Aim of the task: Retype all material exactly. Pictures stay out of the copy.
--- Begin ---
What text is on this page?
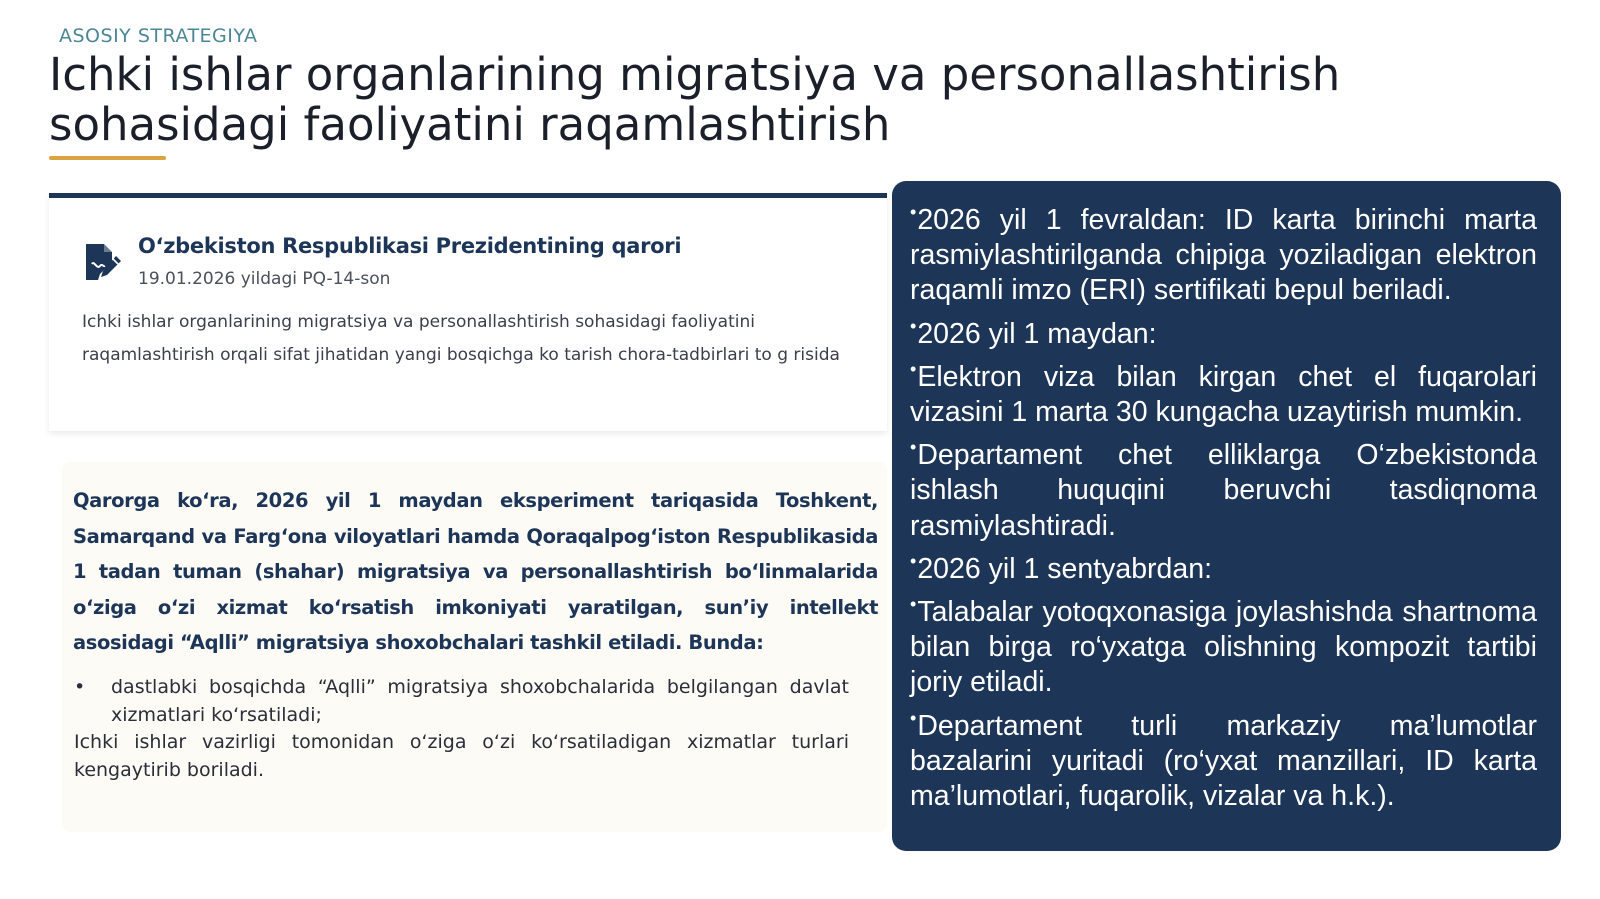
ASOSIY STRATEGIYA
Ichki ishlar organlarining migratsiya va personallashtirish
sohasidagi faoliyatini raqamlashtirish
O‘zbekiston Respublikasi Prezidentining qarori
19.01.2026 yildagi PQ-14-son
Ichki ishlar organlarining migratsiya va personallashtirish sohasidagi faoliyatini raqamlashtirish orqali sifat jihatidan yangi bosqichga ko tarish chora-tadbirlari to g risida
Qarorga ko‘ra, 2026 yil 1 maydan eksperiment tariqasida Toshkent, Samarqand va Farg‘ona viloyatlari hamda Qoraqalpog‘iston Respublikasida 1 tadan tuman (shahar) migratsiya va personallashtirish bo‘linmalarida o‘ziga o‘zi xizmat ko‘rsatish imkoniyati yaratilgan, sun’iy intellekt asosidagi “Aqlli” migratsiya shoxobchalari tashkil etiladi. Bunda:
• dastlabki bosqichda “Aqlli” migratsiya shoxobchalarida belgilangan davlat xizmatlari ko‘rsatiladi;
Ichki ishlar vazirligi tomonidan o‘ziga o‘zi ko‘rsatiladigan xizmatlar turlari kengaytirib boriladi.

•2026 yil 1 fevraldan: ID karta birinchi marta rasmiylashtirilganda chipiga yoziladigan elektron raqamli imzo (ERI) sertifikati bepul beriladi.

•2026 yil 1 maydan:

•Elektron viza bilan kirgan chet el fuqarolari vizasini 1 marta 30 kungacha uzaytirish mumkin.

•Departament chet elliklarga O‘zbekistonda ishlash huquqini beruvchi tasdiqnoma rasmiylashtiradi.

•2026 yil 1 sentyabrdan:

•Talabalar yotoqxonasiga joylashishda shartnoma bilan birga ro‘yxatga olishning kompozit tartibi joriy etiladi.

•Departament turli markaziy ma’lumotlar bazalarini yuritadi (ro‘yxat manzillari, ID karta ma’lumotlari, fuqarolik, vizalar va h.k.).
--- End ---
Solution for this exercise:
What text is on this page?
ASOSIY STRATEGIYA
Ichki ishlar organlarining migratsiya va personallashtirish
sohasidagi faoliyatini raqamlashtirish
O‘zbekiston Respublikasi Prezidentining qarori
19.01.2026 yildagi PQ-14-son
Ichki ishlar organlarining migratsiya va personallashtirish sohasidagi faoliyatini raqamlashtirish orqali sifat jihatidan yangi bosqichga ko tarish chora-tadbirlari to g risida
Qarorga ko‘ra, 2026 yil 1 maydan eksperiment tariqasida Toshkent, Samarqand va Farg‘ona viloyatlari hamda Qoraqalpog‘iston Respublikasida 1 tadan tuman (shahar) migratsiya va personallashtirish bo‘linmalarida o‘ziga o‘zi xizmat ko‘rsatish imkoniyati yaratilgan, sun’iy intellekt asosidagi “Aqlli” migratsiya shoxobchalari tashkil etiladi. Bunda:
• dastlabki bosqichda “Aqlli” migratsiya shoxobchalarida belgilangan davlat xizmatlari ko‘rsatiladi;
Ichki ishlar vazirligi tomonidan o‘ziga o‘zi ko‘rsatiladigan xizmatlar turlari kengaytirib boriladi.

•2026 yil 1 fevraldan: ID karta birinchi marta rasmiylashtirilganda chipiga yoziladigan elektron raqamli imzo (ERI) sertifikati bepul beriladi.

•2026 yil 1 maydan:

•Elektron viza bilan kirgan chet el fuqarolari vizasini 1 marta 30 kungacha uzaytirish mumkin.

•Departament chet elliklarga O‘zbekistonda ishlash huquqini beruvchi tasdiqnoma rasmiylashtiradi.

•2026 yil 1 sentyabrdan:

•Talabalar yotoqxonasiga joylashishda shartnoma bilan birga ro‘yxatga olishning kompozit tartibi joriy etiladi.

•Departament turli markaziy ma’lumotlar bazalarini yuritadi (ro‘yxat manzillari, ID karta ma’lumotlari, fuqarolik, vizalar va h.k.).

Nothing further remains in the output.